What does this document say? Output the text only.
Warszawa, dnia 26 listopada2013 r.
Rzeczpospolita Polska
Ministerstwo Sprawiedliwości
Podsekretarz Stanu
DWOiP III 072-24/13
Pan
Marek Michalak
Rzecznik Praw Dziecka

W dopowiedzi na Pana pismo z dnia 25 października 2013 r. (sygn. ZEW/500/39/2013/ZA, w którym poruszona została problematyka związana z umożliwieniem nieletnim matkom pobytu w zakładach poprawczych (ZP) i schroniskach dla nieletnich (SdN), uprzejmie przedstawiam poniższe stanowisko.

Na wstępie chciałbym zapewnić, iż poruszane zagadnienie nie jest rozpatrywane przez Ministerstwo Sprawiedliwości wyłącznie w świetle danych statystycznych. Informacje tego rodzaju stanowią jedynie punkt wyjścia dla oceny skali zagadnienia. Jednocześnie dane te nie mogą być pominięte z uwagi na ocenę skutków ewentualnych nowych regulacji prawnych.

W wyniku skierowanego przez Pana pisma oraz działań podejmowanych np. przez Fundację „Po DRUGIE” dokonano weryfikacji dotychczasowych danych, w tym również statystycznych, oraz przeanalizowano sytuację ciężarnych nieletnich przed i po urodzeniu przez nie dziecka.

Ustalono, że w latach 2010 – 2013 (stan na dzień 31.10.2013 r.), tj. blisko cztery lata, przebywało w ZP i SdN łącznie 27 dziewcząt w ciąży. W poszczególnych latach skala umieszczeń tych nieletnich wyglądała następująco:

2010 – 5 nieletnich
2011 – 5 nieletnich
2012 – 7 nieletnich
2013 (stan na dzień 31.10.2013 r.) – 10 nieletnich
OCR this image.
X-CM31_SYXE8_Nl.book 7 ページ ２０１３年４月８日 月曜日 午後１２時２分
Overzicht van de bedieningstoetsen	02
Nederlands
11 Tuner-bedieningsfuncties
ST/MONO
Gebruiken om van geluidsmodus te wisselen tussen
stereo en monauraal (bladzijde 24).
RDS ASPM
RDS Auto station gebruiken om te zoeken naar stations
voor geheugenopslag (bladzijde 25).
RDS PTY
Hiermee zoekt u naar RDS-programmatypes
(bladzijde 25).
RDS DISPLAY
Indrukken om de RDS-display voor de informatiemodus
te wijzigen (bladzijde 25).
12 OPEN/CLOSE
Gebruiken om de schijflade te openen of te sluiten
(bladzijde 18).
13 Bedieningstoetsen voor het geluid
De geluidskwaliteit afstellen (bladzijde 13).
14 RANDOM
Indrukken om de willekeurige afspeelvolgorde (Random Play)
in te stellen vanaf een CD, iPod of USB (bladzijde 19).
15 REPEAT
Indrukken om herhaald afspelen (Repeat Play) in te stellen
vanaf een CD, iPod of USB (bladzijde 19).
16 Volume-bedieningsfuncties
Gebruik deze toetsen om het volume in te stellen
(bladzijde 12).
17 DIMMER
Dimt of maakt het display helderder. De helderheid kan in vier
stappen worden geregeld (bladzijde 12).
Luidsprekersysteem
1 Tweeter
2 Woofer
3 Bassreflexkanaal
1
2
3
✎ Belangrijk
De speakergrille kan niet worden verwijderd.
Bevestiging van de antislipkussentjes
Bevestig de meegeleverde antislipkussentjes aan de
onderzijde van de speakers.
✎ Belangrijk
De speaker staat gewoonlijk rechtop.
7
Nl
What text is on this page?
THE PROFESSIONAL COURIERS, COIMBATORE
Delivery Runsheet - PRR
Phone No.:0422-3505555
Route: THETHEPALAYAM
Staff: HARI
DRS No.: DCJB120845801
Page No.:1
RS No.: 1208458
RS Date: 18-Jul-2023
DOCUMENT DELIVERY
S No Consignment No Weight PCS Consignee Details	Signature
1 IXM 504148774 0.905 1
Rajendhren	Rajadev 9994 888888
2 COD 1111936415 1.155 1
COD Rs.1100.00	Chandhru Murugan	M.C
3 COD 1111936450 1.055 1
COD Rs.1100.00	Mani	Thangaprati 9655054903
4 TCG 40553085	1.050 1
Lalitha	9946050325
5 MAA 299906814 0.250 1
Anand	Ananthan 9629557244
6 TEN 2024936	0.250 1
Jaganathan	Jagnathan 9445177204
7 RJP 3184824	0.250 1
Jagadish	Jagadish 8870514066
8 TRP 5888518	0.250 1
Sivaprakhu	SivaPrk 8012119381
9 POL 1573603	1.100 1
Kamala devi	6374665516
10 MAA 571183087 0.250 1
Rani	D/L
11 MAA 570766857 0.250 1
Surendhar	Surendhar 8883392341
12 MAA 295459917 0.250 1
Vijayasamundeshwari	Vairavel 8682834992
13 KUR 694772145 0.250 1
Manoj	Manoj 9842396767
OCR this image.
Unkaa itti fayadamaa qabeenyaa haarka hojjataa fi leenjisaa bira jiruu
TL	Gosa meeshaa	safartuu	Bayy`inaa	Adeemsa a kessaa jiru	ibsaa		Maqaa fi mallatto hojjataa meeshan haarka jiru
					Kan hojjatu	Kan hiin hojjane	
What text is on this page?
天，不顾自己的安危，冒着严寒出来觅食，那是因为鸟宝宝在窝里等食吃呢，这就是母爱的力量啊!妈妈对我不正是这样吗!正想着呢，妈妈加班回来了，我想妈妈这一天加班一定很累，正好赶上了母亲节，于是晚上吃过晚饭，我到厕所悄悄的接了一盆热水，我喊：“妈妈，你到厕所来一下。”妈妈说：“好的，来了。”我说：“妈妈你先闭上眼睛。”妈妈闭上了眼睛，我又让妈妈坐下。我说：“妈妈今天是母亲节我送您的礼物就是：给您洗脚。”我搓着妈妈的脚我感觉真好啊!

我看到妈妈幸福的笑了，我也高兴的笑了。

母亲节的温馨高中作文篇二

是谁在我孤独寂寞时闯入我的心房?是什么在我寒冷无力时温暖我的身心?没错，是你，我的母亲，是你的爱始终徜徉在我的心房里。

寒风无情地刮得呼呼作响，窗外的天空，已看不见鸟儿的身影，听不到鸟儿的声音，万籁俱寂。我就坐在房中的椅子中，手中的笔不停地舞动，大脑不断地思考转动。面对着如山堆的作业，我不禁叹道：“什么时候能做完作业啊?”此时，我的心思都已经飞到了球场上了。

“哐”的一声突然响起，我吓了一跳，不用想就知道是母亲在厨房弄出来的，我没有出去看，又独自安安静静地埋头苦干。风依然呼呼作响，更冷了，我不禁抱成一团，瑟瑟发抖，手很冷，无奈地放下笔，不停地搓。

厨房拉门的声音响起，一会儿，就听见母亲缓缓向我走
============================================================
Directive. Return every line above that contains the word "worden".

Written response.
stappen worden geregeld (bladzijde 12).
De speakergrille kan niet worden verwijderd.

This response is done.